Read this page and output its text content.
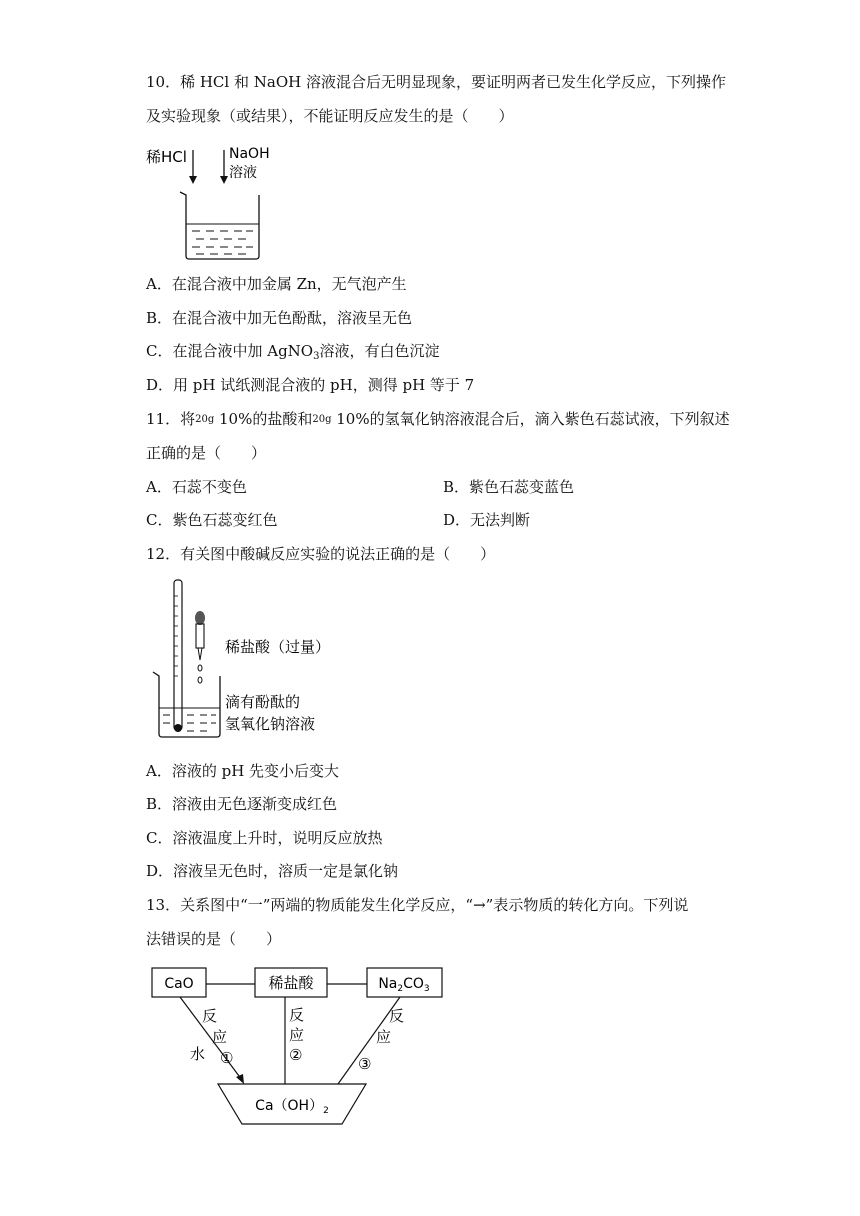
10．稀 HCl 和 NaOH 溶液混合后无明显现象，要证明两者已发生化学反应，下列操作
及实验现象（或结果），不能证明反应发生的是（　　）
稀HCl	NaOH
溶液
A．在混合液中加金属 Zn，无气泡产生
B．在混合液中加无色酚酞，溶液呈无色
C．在混合液中加 AgNO$_3$溶液，有白色沉淀
D．用 pH 试纸测混合液的 pH，测得 pH 等于 7
11．将20g 10%的盐酸和20g 10%的氢氧化钠溶液混合后，滴入紫色石蕊试液，下列叙述
正确的是（　　）
A．石蕊不变色	B．紫色石蕊变蓝色
C．紫色石蕊变红色	D．无法判断
12．有关图中酸碱反应实验的说法正确的是（　　）
稀盐酸（过量）
滴有酚酞的
氢氧化钠溶液
A．溶液的 pH 先变小后变大
B．溶液由无色逐渐变成红色
C．溶液温度上升时，说明反应放热
D．溶液呈无色时，溶质一定是氯化钠
13．关系图中“一”两端的物质能发生化学反应，“→”表示物质的转化方向。下列说
法错误的是（　　）
CaO	稀盐酸	$Na_2CO_3$
$Ca(OH)_2$
反
应
水 ①
反
应
②
反
应
③
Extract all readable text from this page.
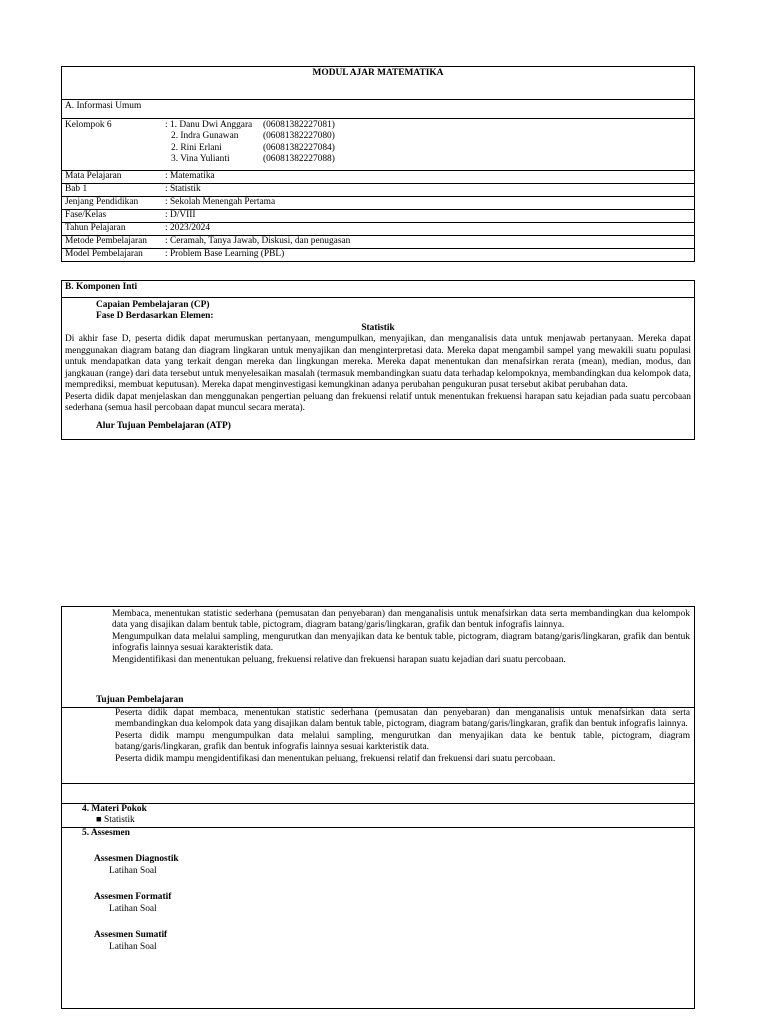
MODUL AJAR MATEMATIKA
A. Informasi Umum
Kelompok 6	: 1. Danu Dwi Anggara	(06081382227081)
2. Indra Gunawan	(06081382227080)
2. Rini Erlani	(06081382227084)
3. Vina Yulianti	(06081382227088)
Mata Pelajaran	: Matematika
Bab 1	: Statistik
Jenjang Pendidikan	: Sekolah Menengah Pertama
Fase/Kelas	: D/VIII
Tahun Pelajaran	: 2023/2024
Metode Pembelajaran	: Ceramah, Tanya Jawab, Diskusi, dan penugasan
Model Pembelajaran	: Problem Base Learning (PBL)
B. Komponen Inti
Capaian Pembelajaran (CP)
Fase D Berdasarkan Elemen:
Statistik

Di akhir fase D, peserta didik dapat merumuskan pertanyaan, mengumpulkan, menyajikan, dan menganalisis data untuk menjawab pertanyaan. Mereka dapat menggunakan diagram batang dan diagram lingkaran untuk menyajikan dan menginterpretasi data. Mereka dapat mengambil sampel yang mewakili suatu populasi untuk mendapatkan data yang terkait dengan mereka dan lingkungan mereka. Mereka dapat menentukan dan menafsirkan rerata (mean), median, modus, dan jangkauan (range) dari data tersebut untuk menyelesaikan masalah (termasuk membandingkan suatu data terhadap kelompoknya, membandingkan dua kelompok data, memprediksi, membuat keputusan). Mereka dapat menginvestigasi kemungkinan adanya perubahan pengukuran pusat tersebut akibat perubahan data.

Peserta didik dapat menjelaskan dan menggunakan pengertian peluang dan frekuensi relatif untuk menentukan frekuensi harapan satu kejadian pada suatu percobaan sederhana (semua hasil percobaan dapat muncul secara merata).

Alur Tujuan Pembelajaran (ATP)

Membaca, menentukan statistic sederhana (pemusatan dan penyebaran) dan menganalisis untuk menafsirkan data serta membandingkan dua kelompok data yang disajikan dalam bentuk table, pictogram, diagram batang/garis/lingkaran, grafik dan bentuk infografis lainnya.

Mengumpulkan data melalui sampling, mengurutkan dan menyajikan data ke bentuk table, pictogram, diagram batang/garis/lingkaran, grafik dan bentuk infografis lainnya sesuai karakteristik data.

Mengidentifikasi dan menentukan peluang, frekuensi relative dan frekuensi harapan suatu kejadian dari suatu percobaan.

Tujuan Pembelajaran

Peserta didik dapat membaca, menentukan statistic sederhana (pemusatan dan penyebaran) dan menganalisis untuk menafsirkan data serta membandingkan dua kelompok data yang disajikan dalam bentuk table, pictogram, diagram batang/garis/lingkaran, grafik dan bentuk infografis lainnya.

Peserta didik mampu mengumpulkan data melalui sampling, mengurutkan dan menyajikan data ke bentuk table, pictogram, diagram batang/garis/lingkaran, grafik dan bentuk infografis lainnya sesuai karkteristik data.

Peserta didik mampu mengidentifikasi dan menentukan peluang, frekuensi relatif dan frekuensi dari suatu percobaan.

4. Materi Pokok
■ Statistik
5. Assesmen
Assesmen Diagnostik
Latihan Soal
Assesmen Formatif
Latihan Soal
Assesmen Sumatif
Latihan Soal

- - -

Stated problem -> Where a line in the material above holds "melalui", copy that line.

The response ->
Mengumpulkan data melalui sampling, mengurutkan dan menyajikan data ke bentuk table, pictogram, diagram batang/garis/lingkaran, grafik dan bentuk infografis lainnya sesuai karakteristik data.
Peserta didik mampu mengumpulkan data melalui sampling, mengurutkan dan menyajikan data ke bentuk table, pictogram, diagram batang/garis/lingkaran, grafik dan bentuk infografis lainnya sesuai karkteristik data.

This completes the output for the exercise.